─── Records shown ───
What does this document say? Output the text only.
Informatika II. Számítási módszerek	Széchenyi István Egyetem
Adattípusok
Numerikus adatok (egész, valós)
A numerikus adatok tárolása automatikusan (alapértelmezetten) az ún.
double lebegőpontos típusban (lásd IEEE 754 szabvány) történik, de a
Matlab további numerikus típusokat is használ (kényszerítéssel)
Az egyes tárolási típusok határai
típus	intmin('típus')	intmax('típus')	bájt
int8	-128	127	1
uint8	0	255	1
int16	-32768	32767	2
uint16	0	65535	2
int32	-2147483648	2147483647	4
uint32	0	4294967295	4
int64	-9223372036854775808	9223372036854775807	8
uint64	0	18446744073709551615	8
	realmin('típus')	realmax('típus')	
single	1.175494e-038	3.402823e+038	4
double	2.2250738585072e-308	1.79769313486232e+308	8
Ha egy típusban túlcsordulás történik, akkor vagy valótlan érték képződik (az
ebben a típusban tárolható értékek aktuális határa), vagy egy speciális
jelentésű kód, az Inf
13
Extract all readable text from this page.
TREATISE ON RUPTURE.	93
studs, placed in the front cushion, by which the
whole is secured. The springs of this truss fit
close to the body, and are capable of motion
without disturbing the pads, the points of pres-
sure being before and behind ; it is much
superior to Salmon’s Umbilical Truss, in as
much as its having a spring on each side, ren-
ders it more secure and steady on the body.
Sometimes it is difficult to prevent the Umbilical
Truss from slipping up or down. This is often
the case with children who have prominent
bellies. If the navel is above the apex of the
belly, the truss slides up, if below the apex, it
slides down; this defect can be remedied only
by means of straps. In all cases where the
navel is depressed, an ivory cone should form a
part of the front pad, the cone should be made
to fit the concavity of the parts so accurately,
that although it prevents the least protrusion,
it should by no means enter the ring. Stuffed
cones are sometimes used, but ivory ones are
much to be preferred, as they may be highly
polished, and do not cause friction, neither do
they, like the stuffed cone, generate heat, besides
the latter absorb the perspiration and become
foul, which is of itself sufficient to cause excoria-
───
#### [Instruction]
Show all lines above holding "body".

#### [Written solution]
close to the body, and are capable of motion
ders it more secure and steady on the body.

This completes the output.